WHAT NEEDS TO BE DONE ->
Return the records that follow, matching each one exactly.

---------------

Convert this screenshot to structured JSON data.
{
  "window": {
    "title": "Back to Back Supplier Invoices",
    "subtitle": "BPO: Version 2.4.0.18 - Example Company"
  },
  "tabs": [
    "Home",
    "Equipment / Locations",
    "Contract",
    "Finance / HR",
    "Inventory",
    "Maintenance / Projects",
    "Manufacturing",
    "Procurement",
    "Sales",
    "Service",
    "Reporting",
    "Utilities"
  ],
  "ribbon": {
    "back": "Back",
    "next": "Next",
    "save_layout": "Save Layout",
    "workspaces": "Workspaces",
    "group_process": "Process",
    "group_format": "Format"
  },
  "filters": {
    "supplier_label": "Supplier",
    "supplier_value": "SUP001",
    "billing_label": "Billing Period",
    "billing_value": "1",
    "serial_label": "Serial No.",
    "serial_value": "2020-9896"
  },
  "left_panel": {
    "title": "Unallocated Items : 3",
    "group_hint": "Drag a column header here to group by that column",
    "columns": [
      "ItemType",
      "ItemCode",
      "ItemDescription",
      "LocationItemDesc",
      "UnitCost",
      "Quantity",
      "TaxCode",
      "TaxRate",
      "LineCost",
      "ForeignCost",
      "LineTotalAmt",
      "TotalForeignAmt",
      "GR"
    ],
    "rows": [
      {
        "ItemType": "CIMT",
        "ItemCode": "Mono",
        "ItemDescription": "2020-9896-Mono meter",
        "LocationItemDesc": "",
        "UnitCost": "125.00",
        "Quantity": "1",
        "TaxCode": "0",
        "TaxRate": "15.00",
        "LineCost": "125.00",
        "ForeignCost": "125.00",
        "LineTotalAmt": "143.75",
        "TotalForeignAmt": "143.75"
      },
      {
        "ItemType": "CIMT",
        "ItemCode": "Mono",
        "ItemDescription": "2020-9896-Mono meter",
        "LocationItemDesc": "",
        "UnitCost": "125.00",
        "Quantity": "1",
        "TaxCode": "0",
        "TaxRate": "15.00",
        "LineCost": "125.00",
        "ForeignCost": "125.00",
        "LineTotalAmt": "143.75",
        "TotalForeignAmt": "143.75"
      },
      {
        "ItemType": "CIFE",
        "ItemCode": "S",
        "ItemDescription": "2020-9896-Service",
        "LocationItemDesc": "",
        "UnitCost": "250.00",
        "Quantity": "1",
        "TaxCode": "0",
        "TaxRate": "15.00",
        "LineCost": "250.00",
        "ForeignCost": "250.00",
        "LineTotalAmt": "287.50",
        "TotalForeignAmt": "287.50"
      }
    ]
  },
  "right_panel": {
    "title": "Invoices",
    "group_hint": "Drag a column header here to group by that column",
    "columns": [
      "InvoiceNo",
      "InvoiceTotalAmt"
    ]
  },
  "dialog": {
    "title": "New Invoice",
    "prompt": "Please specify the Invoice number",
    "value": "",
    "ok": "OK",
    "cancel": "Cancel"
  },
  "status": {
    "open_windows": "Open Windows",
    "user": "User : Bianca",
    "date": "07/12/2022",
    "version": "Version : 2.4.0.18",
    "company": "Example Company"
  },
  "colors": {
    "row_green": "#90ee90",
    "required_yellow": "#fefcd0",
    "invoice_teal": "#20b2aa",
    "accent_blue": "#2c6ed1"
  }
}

---------------

ANSWER FOR THIS EXERCISE ->
Convert this screenshot to structured JSON data.
{
  "window": {
    "title": "Back to Back Supplier Invoices",
    "subtitle": "BPO: Version 2.4.0.18 - Example Company"
  },
  "tabs": [
    "Home",
    "Equipment / Locations",
    "Contract",
    "Finance / HR",
    "Inventory",
    "Maintenance / Projects",
    "Manufacturing",
    "Procurement",
    "Sales",
    "Service",
    "Reporting",
    "Utilities"
  ],
  "ribbon": {
    "back": "Back",
    "next": "Next",
    "save_layout": "Save Layout",
    "workspaces": "Workspaces",
    "group_process": "Process",
    "group_format": "Format"
  },
  "filters": {
    "supplier_label": "Supplier",
    "supplier_value": "SUP001",
    "billing_label": "Billing Period",
    "billing_value": "1",
    "serial_label": "Serial No.",
    "serial_value": "2020-9896"
  },
  "left_panel": {
    "title": "Unallocated Items : 3",
    "group_hint": "Drag a column header here to group by that column",
    "columns": [
      "ItemType",
      "ItemCode",
      "ItemDescription",
      "LocationItemDesc",
      "UnitCost",
      "Quantity",
      "TaxCode",
      "TaxRate",
      "LineCost",
      "ForeignCost",
      "LineTotalAmt",
      "TotalForeignAmt",
      "GR"
    ],
    "rows": [
      {
        "ItemType": "CIMT",
        "ItemCode": "Mono",
        "ItemDescription": "2020-9896-Mono meter",
        "LocationItemDesc": "",
        "UnitCost": "125.00",
        "Quantity": "1",
        "TaxCode": "0",
        "TaxRate": "15.00",
        "LineCost": "125.00",
        "ForeignCost": "125.00",
        "LineTotalAmt": "143.75",
        "TotalForeignAmt": "143.75"
      },
      {
        "ItemType": "CIMT",
        "ItemCode": "Mono",
        "ItemDescription": "2020-9896-Mono meter",
        "LocationItemDesc": "",
        "UnitCost": "125.00",
        "Quantity": "1",
        "TaxCode": "0",
        "TaxRate": "15.00",
        "LineCost": "125.00",
        "ForeignCost": "125.00",
        "LineTotalAmt": "143.75",
        "TotalForeignAmt": "143.75"
      },
      {
        "ItemType": "CIFE",
        "ItemCode": "S",
        "ItemDescription": "2020-9896-Service",
        "LocationItemDesc": "",
        "UnitCost": "250.00",
        "Quantity": "1",
        "TaxCode": "0",
        "TaxRate": "15.00",
        "LineCost": "250.00",
        "ForeignCost": "250.00",
        "LineTotalAmt": "287.50",
        "TotalForeignAmt": "287.50"
      }
    ]
  },
  "right_panel": {
    "title": "Invoices",
    "group_hint": "Drag a column header here to group by that column",
    "columns": [
      "InvoiceNo",
      "InvoiceTotalAmt"
    ]
  },
  "dialog": {
    "title": "New Invoice",
    "prompt": "Please specify the Invoice number",
    "value": "",
    "ok": "OK",
    "cancel": "Cancel"
  },
  "status": {
    "open_windows": "Open Windows",
    "user": "User : Bianca",
    "date": "07/12/2022",
    "version": "Version : 2.4.0.18",
    "company": "Example Company"
  },
  "colors": {
    "row_green": "#90ee90",
    "required_yellow": "#fefcd0",
    "invoice_teal": "#20b2aa",
    "accent_blue": "#2c6ed1"
  }
}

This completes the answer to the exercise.